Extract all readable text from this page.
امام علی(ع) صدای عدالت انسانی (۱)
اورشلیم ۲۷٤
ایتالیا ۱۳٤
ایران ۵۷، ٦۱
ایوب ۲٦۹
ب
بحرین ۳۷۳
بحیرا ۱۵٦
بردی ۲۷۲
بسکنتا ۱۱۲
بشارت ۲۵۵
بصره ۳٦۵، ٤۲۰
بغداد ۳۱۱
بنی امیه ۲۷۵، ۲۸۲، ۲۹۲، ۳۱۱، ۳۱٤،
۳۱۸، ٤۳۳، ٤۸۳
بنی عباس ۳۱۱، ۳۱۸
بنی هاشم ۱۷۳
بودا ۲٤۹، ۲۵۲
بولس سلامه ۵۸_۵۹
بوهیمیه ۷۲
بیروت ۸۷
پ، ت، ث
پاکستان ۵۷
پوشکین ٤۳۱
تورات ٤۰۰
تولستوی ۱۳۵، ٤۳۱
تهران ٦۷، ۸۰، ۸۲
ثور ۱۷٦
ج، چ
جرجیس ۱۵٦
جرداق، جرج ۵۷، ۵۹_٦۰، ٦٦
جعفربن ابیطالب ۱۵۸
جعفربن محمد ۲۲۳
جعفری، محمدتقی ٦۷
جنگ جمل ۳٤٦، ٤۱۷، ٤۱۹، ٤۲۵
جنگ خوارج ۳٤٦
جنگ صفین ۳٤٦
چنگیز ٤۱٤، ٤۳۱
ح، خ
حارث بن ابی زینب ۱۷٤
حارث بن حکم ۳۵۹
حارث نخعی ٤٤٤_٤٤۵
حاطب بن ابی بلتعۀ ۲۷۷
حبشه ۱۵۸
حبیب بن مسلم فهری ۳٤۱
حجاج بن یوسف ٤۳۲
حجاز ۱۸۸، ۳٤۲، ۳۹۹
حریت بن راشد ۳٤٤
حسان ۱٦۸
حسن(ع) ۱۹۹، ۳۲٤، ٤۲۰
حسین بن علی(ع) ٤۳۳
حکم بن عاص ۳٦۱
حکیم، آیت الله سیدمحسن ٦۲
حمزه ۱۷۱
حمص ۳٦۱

==

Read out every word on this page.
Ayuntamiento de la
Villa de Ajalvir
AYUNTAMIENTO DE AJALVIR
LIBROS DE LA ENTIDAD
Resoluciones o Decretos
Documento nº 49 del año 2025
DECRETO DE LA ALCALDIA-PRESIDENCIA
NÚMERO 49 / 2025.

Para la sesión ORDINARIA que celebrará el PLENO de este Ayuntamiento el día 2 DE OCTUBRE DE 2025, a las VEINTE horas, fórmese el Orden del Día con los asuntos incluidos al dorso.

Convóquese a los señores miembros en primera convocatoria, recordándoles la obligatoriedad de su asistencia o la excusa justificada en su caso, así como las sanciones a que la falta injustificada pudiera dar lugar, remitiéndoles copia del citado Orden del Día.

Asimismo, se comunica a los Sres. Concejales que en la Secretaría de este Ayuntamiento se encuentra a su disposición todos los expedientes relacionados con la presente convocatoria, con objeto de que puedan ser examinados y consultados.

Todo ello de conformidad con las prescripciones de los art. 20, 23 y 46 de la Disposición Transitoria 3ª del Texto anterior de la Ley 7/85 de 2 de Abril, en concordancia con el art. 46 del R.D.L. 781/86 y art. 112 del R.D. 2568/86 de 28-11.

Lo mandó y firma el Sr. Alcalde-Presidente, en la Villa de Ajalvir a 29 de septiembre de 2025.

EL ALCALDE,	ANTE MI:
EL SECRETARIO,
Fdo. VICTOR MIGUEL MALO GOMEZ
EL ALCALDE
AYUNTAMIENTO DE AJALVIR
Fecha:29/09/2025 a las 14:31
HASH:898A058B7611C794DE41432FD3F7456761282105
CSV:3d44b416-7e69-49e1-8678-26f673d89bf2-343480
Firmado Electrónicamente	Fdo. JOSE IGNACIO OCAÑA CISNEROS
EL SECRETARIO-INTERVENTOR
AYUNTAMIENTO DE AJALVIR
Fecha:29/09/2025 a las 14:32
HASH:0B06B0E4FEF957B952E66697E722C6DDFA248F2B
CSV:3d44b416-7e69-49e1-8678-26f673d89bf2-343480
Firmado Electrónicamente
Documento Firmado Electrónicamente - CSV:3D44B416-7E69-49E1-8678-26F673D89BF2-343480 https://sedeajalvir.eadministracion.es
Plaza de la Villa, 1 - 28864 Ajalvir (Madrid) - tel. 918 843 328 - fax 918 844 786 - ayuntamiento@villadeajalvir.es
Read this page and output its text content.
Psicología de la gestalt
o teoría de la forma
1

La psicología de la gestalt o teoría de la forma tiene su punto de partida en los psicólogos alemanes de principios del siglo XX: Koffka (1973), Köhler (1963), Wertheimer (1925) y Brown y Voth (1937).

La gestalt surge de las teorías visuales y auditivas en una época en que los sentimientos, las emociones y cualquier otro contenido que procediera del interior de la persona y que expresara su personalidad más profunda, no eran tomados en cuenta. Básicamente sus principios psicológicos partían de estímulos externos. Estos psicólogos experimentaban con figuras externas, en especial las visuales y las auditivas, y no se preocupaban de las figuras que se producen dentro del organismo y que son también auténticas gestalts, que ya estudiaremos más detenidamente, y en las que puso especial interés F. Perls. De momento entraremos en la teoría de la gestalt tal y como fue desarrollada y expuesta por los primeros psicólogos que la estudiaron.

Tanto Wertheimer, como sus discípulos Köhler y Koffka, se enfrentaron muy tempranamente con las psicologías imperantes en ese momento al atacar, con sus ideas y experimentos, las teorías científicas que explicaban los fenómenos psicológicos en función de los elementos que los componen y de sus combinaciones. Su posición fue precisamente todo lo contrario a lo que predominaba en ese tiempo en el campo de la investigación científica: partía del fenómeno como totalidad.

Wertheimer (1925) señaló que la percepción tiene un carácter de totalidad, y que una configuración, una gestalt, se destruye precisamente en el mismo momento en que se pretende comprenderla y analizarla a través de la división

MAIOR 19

▶ [AIM] Tally the lines of the material above that contain the word "Documento" and report the total alone.

▶ [FULL SOLUTION] 2